• **Arbeitsauftrag**
Schreiben Sie bitte den folgenden Textauszug zu den Großrathswahlen vollständig und wortgetreu nieder.

╭─ Textauszug

Das Volk hat bei den Großrathswahlen gesprochen. Es hat männlich gekämpft und gesiegt. Der Prinzeps und sein Hof haben eine Lektion bekommen, wie sie noch nie dagewesen ist.

"Und seine Alba’s sind nicht mehr!" hieß es durch den ganzen Bezirk. Sollen nun aber diese Alba’s einer nach dem andern zur Hinterthüre wieder hereinkommen? Soll jede ehrliche Bestrebung, insofern sie Nachdruck erheischt, zum Teufel gehen, und schliesslich doch wieder das Freiherrenthum Meister werden? Noch haben wir das Messer in der Hand, von uns hängt es ab, ob wir einen mächtigen, entscheidenden Schritt vorwärts thun, oder ob wir wieder für sechs volle Jahre dem alten Regiment den Nacken beugen wollen.
»

Die Legislaturperiode dauerte also damals sechs Jahre - nicht wie heutzutage vier.

Das sind faule Fische!

╰─
╭─ Bereitgestellte Angaben

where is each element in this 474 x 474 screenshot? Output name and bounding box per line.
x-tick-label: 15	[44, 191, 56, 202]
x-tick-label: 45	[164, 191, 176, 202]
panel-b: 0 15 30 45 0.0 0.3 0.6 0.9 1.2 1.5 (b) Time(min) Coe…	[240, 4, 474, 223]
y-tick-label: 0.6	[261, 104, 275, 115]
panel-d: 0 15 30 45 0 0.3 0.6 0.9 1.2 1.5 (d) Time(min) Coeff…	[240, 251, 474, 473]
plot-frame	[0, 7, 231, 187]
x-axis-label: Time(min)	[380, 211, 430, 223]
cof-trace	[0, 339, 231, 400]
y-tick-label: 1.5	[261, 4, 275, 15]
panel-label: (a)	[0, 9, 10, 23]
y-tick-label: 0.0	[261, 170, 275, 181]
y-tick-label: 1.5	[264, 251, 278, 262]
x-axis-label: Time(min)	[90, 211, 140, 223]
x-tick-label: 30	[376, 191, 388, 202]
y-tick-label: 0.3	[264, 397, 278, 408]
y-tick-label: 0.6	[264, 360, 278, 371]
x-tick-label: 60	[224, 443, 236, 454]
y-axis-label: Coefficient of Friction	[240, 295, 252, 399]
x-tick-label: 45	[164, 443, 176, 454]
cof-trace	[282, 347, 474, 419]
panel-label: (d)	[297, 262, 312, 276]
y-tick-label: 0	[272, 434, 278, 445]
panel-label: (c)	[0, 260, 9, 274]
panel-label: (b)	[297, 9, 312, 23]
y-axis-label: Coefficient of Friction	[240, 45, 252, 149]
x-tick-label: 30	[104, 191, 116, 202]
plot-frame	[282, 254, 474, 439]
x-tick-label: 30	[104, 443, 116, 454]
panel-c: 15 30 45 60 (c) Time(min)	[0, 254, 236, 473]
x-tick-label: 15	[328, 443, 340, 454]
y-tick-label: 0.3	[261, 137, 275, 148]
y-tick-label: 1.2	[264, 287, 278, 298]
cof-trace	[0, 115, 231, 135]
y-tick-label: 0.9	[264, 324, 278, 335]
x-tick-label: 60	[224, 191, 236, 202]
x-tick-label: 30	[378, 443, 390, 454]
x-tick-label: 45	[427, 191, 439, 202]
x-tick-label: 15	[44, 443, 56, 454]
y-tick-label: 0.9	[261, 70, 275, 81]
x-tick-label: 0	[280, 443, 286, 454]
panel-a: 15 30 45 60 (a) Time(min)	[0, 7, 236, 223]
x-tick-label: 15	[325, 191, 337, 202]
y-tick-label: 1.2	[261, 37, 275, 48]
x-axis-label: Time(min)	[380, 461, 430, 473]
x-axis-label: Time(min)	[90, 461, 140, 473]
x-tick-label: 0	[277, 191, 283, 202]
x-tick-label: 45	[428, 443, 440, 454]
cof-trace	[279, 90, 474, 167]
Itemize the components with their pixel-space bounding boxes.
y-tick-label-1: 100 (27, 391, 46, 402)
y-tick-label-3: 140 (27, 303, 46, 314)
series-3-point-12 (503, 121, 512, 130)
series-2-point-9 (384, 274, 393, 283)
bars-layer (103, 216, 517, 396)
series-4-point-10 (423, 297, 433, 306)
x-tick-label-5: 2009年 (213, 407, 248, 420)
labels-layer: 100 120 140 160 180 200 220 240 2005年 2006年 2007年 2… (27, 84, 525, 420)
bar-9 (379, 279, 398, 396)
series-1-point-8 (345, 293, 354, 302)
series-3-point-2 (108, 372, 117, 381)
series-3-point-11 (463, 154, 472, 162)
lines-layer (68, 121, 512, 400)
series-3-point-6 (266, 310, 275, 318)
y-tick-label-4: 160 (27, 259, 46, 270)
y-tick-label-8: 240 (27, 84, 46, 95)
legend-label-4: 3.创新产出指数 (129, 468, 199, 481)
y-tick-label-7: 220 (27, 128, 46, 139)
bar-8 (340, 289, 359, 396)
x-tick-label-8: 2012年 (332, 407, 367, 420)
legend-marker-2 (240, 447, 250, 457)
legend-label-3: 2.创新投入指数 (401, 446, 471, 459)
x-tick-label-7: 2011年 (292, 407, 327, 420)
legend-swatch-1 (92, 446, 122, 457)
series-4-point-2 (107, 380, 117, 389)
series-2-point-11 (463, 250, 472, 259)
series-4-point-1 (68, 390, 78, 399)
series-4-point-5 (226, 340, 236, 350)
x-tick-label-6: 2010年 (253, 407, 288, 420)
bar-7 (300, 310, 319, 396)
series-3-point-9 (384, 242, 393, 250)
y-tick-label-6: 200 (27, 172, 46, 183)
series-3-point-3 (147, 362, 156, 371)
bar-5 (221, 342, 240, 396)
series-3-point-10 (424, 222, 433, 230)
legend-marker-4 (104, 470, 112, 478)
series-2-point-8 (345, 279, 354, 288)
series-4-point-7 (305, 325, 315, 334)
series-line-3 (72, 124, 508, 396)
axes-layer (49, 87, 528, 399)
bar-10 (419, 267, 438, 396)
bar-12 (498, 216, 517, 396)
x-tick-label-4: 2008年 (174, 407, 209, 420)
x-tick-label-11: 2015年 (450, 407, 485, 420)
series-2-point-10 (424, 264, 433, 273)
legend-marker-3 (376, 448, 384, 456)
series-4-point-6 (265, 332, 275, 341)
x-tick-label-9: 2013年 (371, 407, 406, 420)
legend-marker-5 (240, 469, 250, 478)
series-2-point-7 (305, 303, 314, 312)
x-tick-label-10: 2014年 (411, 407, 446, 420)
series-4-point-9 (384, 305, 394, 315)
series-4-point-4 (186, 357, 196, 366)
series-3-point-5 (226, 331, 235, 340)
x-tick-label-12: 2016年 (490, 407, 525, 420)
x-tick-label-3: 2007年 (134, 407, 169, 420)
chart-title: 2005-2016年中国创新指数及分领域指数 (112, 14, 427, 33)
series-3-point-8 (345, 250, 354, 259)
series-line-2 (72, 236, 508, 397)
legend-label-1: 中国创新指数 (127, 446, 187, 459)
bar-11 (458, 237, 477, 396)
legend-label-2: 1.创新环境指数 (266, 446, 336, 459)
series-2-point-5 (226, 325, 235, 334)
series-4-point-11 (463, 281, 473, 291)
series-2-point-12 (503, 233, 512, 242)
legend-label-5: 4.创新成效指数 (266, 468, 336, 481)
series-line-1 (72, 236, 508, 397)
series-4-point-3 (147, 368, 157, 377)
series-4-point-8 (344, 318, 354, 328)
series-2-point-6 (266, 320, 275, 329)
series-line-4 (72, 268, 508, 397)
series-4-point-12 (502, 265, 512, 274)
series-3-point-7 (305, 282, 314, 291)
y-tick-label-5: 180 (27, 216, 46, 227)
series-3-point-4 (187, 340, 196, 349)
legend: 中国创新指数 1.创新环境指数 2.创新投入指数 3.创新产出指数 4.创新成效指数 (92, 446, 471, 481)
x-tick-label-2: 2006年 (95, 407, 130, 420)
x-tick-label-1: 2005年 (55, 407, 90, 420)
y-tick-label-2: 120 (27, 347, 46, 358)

╰─

• **Lösung**
Das Volk hat bei den Großrathswahlen gesprochen. Es hat männlich gekämpft und gesiegt. Der Prinzeps und sein Hof haben eine Lektion bekommen, wie sie noch nie dagewesen ist.

"Und seine Alba’s sind nicht mehr!" hieß es durch den ganzen Bezirk. Sollen nun aber diese Alba’s einer nach dem andern zur Hinterthüre wieder hereinkommen? Soll jede ehrliche Bestrebung, insofern sie Nachdruck erheischt, zum Teufel gehen, und schliesslich doch wieder das Freiherrenthum Meister werden? Noch haben wir das Messer in der Hand, von uns hängt es ab, ob wir einen mächtigen, entscheidenden Schritt vorwärts thun, oder ob wir wieder für sechs volle Jahre dem alten Regiment den Nacken beugen wollen.
»

Die Legislaturperiode dauerte also damals sechs Jahre - nicht wie heutzutage vier.

Das sind faule Fische!